* **Work instructions**
Give the number of lines in the data that hold the string "image". Nothing else is needed.

(Extracted data entries)
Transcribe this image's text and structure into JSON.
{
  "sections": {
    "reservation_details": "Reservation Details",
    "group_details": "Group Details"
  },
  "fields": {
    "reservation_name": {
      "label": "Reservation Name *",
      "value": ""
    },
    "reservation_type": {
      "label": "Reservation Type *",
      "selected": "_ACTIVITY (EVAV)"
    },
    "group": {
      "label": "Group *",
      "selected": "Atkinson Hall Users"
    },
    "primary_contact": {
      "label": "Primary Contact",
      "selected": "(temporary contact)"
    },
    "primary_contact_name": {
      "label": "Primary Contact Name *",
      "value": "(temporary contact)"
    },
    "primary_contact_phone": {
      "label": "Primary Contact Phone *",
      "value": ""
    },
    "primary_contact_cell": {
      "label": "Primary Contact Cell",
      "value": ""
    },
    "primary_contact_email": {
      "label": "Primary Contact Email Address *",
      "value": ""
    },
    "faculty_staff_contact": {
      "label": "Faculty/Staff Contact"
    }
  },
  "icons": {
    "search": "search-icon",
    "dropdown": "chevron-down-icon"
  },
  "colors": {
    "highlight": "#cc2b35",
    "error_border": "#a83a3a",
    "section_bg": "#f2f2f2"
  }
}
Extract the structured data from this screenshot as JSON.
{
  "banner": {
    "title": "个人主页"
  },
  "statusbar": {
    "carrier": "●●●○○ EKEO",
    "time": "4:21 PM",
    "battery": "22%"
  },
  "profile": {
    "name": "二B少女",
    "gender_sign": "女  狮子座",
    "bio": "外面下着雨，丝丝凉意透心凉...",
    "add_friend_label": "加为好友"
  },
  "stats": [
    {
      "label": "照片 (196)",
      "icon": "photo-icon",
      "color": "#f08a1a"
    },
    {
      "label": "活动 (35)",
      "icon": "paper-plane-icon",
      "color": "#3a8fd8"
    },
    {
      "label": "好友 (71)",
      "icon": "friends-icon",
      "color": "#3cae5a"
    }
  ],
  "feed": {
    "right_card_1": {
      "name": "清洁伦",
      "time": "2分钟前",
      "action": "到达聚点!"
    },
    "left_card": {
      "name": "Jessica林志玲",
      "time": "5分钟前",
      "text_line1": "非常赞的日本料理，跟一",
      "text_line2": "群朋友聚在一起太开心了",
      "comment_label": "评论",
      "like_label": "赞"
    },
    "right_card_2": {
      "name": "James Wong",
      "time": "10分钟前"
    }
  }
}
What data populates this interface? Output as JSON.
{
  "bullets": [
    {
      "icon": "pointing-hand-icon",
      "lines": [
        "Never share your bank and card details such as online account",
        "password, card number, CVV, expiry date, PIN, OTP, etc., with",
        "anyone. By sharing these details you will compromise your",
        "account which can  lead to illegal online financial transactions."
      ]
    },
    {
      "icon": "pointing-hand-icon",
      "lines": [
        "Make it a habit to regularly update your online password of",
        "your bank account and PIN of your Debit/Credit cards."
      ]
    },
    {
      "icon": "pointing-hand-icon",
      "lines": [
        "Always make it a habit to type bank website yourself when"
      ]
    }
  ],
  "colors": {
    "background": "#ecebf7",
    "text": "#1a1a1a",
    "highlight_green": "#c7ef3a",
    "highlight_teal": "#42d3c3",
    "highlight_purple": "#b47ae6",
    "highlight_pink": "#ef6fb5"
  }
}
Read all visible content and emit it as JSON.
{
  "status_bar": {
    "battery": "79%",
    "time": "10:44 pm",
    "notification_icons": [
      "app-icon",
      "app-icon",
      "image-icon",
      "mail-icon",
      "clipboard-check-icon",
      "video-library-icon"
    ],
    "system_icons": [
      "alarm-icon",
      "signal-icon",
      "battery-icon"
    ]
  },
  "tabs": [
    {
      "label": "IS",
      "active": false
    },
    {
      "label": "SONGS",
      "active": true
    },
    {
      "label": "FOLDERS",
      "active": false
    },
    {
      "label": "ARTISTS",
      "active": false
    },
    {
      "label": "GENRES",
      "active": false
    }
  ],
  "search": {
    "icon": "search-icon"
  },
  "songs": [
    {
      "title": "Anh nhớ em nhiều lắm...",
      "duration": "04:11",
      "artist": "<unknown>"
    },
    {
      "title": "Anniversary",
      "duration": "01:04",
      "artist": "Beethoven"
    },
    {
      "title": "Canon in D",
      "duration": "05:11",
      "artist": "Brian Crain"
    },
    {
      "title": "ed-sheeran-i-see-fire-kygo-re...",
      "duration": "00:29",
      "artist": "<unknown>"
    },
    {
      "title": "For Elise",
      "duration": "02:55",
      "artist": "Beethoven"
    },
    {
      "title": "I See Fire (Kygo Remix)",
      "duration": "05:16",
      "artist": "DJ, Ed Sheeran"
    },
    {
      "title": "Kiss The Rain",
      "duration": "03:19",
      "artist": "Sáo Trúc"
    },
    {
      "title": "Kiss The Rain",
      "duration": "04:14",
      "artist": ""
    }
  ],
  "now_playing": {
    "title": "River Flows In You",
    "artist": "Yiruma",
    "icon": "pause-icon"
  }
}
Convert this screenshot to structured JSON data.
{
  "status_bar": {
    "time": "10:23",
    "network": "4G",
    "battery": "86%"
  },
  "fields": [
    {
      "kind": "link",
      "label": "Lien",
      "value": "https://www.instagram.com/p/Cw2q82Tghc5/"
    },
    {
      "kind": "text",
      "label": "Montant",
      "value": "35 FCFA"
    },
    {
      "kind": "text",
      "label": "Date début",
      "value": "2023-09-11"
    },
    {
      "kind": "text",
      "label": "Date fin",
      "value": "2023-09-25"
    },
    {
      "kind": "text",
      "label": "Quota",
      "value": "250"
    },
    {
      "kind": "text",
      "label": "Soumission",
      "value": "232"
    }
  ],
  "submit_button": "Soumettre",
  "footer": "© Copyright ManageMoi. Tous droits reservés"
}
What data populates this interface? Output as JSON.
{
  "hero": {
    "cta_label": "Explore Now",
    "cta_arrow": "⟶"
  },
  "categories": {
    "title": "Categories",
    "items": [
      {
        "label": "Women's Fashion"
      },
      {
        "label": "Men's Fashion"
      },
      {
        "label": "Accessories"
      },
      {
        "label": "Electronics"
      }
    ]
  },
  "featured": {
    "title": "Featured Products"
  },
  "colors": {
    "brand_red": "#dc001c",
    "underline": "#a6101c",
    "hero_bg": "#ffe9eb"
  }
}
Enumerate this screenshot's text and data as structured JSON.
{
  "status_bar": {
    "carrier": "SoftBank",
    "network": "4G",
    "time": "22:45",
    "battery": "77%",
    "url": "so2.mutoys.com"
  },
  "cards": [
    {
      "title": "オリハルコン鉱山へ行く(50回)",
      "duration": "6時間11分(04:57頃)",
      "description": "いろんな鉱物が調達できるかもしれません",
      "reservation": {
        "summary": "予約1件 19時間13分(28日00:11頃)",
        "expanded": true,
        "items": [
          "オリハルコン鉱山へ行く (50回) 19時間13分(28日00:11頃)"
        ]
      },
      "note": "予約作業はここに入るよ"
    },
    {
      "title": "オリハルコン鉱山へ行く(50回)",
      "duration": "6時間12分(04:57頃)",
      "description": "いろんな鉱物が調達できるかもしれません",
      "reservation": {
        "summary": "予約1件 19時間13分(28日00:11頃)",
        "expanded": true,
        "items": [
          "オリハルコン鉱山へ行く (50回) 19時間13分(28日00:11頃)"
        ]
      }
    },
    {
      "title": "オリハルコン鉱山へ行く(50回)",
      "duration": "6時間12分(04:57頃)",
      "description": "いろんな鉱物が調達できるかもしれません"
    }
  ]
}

* **Answer to this problem**
2